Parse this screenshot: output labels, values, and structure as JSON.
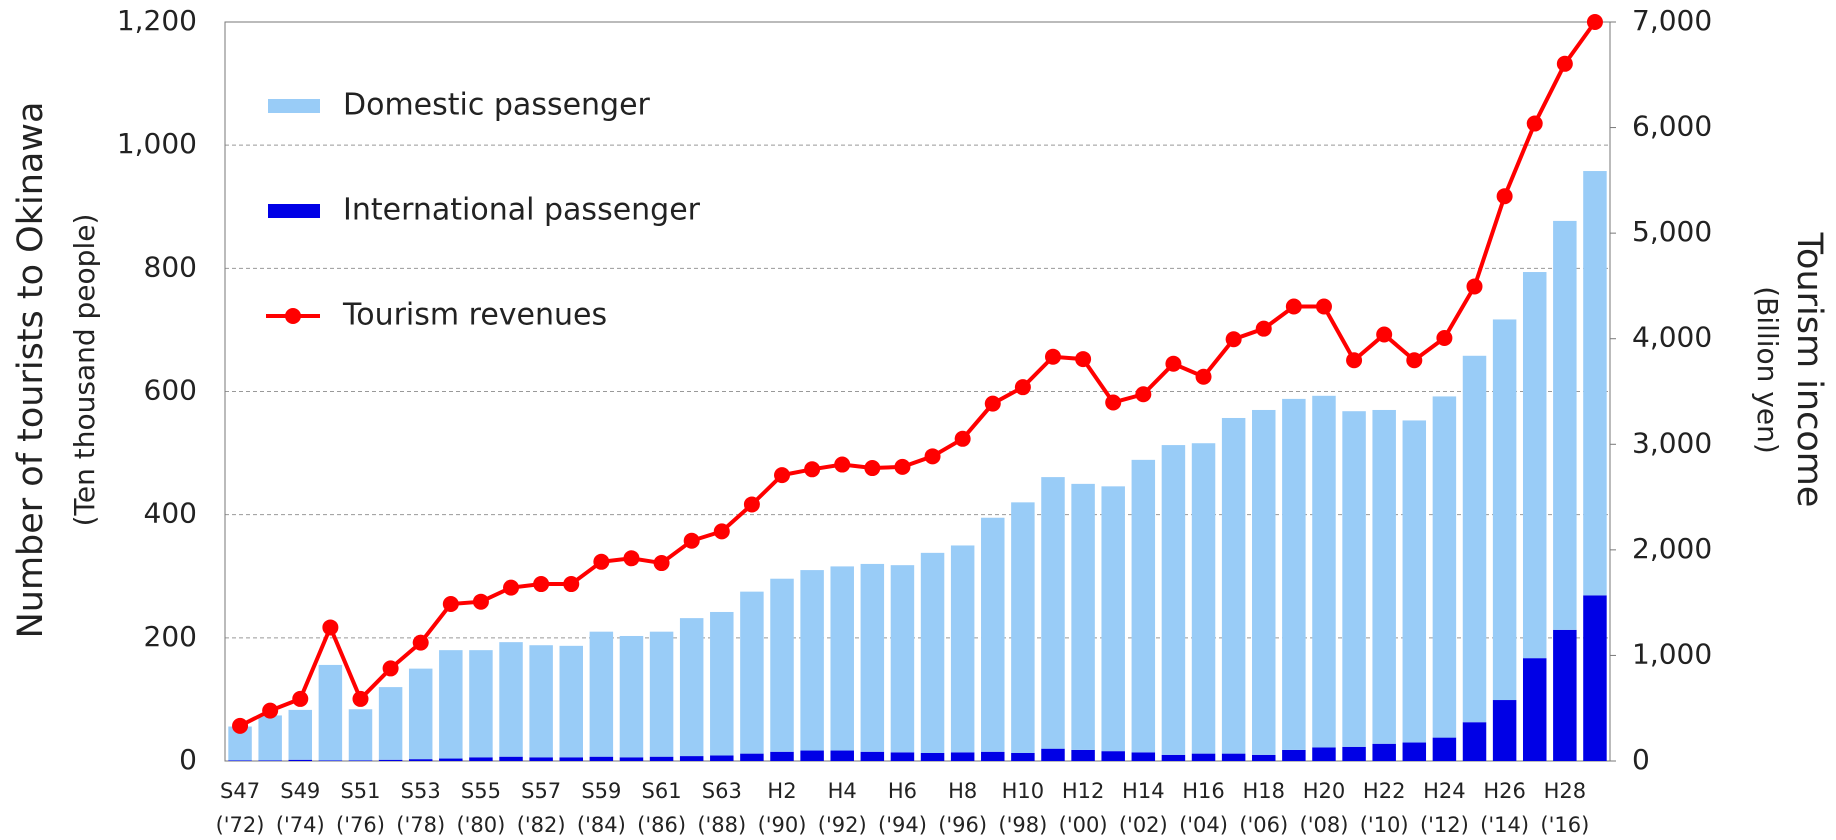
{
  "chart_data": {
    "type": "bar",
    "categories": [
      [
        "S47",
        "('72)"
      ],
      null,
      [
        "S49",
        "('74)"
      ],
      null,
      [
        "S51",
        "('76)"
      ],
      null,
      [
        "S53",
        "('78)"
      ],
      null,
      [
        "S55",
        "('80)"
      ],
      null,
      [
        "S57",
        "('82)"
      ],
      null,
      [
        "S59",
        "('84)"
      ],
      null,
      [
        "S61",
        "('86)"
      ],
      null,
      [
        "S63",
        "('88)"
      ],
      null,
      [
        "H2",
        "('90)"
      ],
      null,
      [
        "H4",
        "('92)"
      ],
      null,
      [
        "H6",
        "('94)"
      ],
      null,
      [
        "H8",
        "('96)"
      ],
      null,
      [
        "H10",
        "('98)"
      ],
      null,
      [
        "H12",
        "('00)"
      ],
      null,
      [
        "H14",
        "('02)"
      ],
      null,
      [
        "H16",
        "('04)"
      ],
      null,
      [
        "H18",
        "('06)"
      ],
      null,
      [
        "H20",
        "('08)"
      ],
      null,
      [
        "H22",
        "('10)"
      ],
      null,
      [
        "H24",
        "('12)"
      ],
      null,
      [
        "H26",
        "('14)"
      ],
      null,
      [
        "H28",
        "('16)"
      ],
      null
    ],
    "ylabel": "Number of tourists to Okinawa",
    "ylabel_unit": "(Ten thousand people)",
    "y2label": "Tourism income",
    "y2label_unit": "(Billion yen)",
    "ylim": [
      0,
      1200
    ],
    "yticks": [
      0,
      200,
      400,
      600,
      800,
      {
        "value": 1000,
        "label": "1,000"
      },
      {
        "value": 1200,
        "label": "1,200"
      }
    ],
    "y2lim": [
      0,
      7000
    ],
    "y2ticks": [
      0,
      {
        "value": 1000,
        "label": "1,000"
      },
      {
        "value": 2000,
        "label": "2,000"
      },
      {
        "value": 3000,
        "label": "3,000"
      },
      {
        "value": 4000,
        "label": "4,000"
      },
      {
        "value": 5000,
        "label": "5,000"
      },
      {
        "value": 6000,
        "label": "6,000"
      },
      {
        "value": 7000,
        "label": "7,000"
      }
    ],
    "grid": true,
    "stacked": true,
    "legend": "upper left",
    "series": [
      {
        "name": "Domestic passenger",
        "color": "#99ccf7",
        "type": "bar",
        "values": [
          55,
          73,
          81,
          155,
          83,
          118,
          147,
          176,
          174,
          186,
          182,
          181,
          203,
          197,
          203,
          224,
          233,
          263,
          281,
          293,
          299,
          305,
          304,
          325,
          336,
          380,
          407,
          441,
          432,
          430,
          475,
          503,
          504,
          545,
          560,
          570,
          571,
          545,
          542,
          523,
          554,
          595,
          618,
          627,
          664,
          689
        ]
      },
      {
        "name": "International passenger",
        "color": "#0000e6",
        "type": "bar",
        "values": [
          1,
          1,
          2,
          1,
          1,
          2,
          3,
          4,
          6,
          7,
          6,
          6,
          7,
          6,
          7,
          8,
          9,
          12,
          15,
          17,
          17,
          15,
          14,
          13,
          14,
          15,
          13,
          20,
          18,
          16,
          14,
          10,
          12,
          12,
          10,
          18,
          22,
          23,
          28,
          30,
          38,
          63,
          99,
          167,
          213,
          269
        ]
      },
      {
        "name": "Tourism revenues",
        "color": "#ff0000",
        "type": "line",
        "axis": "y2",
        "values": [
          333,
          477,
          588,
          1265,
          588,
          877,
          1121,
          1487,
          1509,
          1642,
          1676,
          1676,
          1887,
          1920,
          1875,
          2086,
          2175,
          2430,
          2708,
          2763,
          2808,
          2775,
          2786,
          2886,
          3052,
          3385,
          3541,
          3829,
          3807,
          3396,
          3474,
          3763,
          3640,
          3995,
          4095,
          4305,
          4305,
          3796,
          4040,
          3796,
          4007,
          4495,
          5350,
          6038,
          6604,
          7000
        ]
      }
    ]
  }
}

======

Direction
Show every line from the listing above in which the string "passenger" appears.

Written response
        "name": "Domestic passenger",
        "name": "International passenger",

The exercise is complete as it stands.